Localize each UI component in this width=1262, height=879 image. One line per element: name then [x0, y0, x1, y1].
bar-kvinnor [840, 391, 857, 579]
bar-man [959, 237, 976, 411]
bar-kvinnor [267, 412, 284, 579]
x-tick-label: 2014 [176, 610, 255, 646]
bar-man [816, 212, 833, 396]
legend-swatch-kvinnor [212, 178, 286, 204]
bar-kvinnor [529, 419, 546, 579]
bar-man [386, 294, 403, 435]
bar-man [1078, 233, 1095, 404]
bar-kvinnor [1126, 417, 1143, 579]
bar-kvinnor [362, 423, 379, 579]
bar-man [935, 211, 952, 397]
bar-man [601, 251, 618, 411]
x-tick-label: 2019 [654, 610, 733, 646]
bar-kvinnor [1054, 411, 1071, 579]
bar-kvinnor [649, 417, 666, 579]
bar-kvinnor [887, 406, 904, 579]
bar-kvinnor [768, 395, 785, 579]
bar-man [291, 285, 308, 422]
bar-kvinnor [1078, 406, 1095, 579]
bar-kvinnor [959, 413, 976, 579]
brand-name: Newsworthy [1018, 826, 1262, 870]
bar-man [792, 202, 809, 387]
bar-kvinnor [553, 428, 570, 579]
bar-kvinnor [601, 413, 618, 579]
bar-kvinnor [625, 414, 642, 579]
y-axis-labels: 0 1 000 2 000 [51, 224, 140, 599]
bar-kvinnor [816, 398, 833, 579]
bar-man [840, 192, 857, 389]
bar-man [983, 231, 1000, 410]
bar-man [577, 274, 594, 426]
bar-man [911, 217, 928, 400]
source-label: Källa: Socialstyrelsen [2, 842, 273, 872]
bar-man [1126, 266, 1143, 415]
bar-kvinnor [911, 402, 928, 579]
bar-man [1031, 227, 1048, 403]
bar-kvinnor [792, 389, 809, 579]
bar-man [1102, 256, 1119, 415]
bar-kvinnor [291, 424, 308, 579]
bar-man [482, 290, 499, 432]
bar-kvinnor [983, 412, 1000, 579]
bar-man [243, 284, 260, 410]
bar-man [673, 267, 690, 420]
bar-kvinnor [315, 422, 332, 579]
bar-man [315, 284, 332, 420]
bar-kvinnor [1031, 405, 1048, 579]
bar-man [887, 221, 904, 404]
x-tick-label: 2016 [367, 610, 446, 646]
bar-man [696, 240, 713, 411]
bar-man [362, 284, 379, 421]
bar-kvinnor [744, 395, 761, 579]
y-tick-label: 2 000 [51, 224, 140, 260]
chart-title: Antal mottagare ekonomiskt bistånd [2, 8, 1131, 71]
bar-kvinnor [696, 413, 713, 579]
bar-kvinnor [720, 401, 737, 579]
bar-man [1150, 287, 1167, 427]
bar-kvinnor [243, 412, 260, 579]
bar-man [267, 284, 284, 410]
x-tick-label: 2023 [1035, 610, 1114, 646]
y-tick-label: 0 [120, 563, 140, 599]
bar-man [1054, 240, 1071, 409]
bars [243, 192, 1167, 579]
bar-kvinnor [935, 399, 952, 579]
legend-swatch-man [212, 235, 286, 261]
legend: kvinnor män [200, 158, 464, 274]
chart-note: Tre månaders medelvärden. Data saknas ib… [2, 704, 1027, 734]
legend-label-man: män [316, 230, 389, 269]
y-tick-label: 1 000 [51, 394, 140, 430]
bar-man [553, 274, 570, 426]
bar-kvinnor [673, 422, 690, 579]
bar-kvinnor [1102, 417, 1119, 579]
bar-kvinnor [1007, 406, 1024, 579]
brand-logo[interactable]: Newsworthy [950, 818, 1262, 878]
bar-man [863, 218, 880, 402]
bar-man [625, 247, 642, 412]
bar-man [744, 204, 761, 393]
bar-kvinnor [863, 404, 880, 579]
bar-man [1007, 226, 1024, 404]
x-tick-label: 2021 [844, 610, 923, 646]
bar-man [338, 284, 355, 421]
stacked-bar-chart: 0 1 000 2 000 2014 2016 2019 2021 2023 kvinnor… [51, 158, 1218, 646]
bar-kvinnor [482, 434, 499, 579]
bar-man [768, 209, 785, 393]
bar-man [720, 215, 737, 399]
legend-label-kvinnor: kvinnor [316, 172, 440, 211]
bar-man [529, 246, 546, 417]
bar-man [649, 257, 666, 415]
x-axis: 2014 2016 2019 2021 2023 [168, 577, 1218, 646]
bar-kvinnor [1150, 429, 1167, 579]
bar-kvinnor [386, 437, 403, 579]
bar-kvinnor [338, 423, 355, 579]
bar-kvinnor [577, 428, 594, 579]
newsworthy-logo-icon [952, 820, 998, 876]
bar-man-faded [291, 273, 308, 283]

* **STATED PROBLEM**
Reproduce every line of the items above verbatim, with no changes.

* **TASK SOLUTION**
Localize each UI component in this width=1262, height=879 image. One line per element: name then [x0, y0, x1, y1].
bar-kvinnor [840, 391, 857, 579]
bar-man [959, 237, 976, 411]
bar-kvinnor [267, 412, 284, 579]
x-tick-label: 2014 [176, 610, 255, 646]
bar-man [816, 212, 833, 396]
legend-swatch-kvinnor [212, 178, 286, 204]
bar-kvinnor [529, 419, 546, 579]
bar-man [386, 294, 403, 435]
bar-man [1078, 233, 1095, 404]
bar-kvinnor [1126, 417, 1143, 579]
bar-kvinnor [362, 423, 379, 579]
bar-man [935, 211, 952, 397]
bar-man [601, 251, 618, 411]
x-tick-label: 2019 [654, 610, 733, 646]
bar-kvinnor [1054, 411, 1071, 579]
bar-kvinnor [649, 417, 666, 579]
bar-kvinnor [887, 406, 904, 579]
bar-kvinnor [768, 395, 785, 579]
bar-man [291, 285, 308, 422]
bar-kvinnor [1078, 406, 1095, 579]
bar-kvinnor [959, 413, 976, 579]
brand-name: Newsworthy [1018, 826, 1262, 870]
bar-man [792, 202, 809, 387]
bar-kvinnor [553, 428, 570, 579]
bar-kvinnor [601, 413, 618, 579]
bar-kvinnor [625, 414, 642, 579]
y-axis-labels: 0 1 000 2 000 [51, 224, 140, 599]
bar-kvinnor [816, 398, 833, 579]
bar-man [840, 192, 857, 389]
bar-man [983, 231, 1000, 410]
bar-man [577, 274, 594, 426]
bar-man [911, 217, 928, 400]
source-label: Källa: Socialstyrelsen [2, 842, 273, 872]
bar-man [1126, 266, 1143, 415]
bar-kvinnor [911, 402, 928, 579]
bar-man [1031, 227, 1048, 403]
bar-kvinnor [792, 389, 809, 579]
bar-man [1102, 256, 1119, 415]
bar-kvinnor [291, 424, 308, 579]
bar-man [482, 290, 499, 432]
bar-kvinnor [983, 412, 1000, 579]
bar-man [243, 284, 260, 410]
bar-man [673, 267, 690, 420]
bar-kvinnor [315, 422, 332, 579]
bar-man [315, 284, 332, 420]
bar-kvinnor [1031, 405, 1048, 579]
bar-man [887, 221, 904, 404]
x-tick-label: 2016 [367, 610, 446, 646]
bar-man [696, 240, 713, 411]
bar-man [362, 284, 379, 421]
bar-kvinnor [744, 395, 761, 579]
y-tick-label: 2 000 [51, 224, 140, 260]
chart-title: Antal mottagare ekonomiskt bistånd [2, 8, 1131, 71]
bar-kvinnor [696, 413, 713, 579]
bar-kvinnor [720, 401, 737, 579]
bar-man [1150, 287, 1167, 427]
bar-kvinnor [243, 412, 260, 579]
bar-man [267, 284, 284, 410]
x-tick-label: 2023 [1035, 610, 1114, 646]
y-tick-label: 0 [120, 563, 140, 599]
bar-man [1054, 240, 1071, 409]
bars [243, 192, 1167, 579]
bar-kvinnor [935, 399, 952, 579]
legend-swatch-man [212, 235, 286, 261]
legend: kvinnor män [200, 158, 464, 274]
chart-note: Tre månaders medelvärden. Data saknas ib… [2, 704, 1027, 734]
legend-label-man: män [316, 230, 389, 269]
y-tick-label: 1 000 [51, 394, 140, 430]
bar-man [553, 274, 570, 426]
bar-kvinnor [673, 422, 690, 579]
bar-kvinnor [1102, 417, 1119, 579]
bar-kvinnor [1007, 406, 1024, 579]
brand-logo[interactable]: Newsworthy [950, 818, 1262, 878]
bar-man [863, 218, 880, 402]
bar-man [625, 247, 642, 412]
bar-man [744, 204, 761, 393]
bar-kvinnor [863, 404, 880, 579]
bar-man [1007, 226, 1024, 404]
x-tick-label: 2021 [844, 610, 923, 646]
bar-man [338, 284, 355, 421]
stacked-bar-chart: 0 1 000 2 000 2014 2016 2019 2021 2023 kvinnor… [51, 158, 1218, 646]
bar-kvinnor [482, 434, 499, 579]
bar-man [768, 209, 785, 393]
bar-man [720, 215, 737, 399]
legend-label-kvinnor: kvinnor [316, 172, 440, 211]
bar-man [529, 246, 546, 417]
bar-man [649, 257, 666, 415]
x-axis: 2014 2016 2019 2021 2023 [168, 577, 1218, 646]
bar-kvinnor [1150, 429, 1167, 579]
bar-kvinnor [386, 437, 403, 579]
bar-kvinnor [338, 423, 355, 579]
bar-kvinnor [577, 428, 594, 579]
newsworthy-logo-icon [952, 820, 998, 876]
bar-man-faded [291, 273, 308, 283]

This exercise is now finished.